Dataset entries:
######
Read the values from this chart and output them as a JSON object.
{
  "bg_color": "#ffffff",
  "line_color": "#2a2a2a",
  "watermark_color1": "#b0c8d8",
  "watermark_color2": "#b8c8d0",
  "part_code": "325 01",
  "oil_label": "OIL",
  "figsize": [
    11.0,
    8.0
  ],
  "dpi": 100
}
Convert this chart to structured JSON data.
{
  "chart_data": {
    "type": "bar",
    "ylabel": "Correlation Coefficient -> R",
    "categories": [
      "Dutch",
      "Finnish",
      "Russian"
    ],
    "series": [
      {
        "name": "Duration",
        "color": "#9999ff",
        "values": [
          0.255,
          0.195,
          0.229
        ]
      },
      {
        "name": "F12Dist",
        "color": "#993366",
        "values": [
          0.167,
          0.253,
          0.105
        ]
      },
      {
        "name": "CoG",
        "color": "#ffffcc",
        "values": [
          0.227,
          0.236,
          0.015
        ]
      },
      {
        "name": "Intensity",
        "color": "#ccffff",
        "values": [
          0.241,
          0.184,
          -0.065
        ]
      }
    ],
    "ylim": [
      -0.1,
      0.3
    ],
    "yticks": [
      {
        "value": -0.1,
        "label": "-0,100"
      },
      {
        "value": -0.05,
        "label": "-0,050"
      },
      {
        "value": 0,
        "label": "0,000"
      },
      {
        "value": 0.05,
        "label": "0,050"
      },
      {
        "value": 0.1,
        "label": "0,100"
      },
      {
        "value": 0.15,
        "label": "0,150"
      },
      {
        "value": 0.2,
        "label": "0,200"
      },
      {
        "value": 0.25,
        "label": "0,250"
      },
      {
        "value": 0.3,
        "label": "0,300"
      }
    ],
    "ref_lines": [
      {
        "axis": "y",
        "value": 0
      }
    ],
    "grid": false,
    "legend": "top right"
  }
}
######
§ **WRITTEN EXERCISE**: Search the records above for the string "name". Copy every line that contains it.

§ **SOLVED EXERCISE**:
        "name": "Duration",
        "name": "F12Dist",
        "name": "CoG",
        "name": "Intensity",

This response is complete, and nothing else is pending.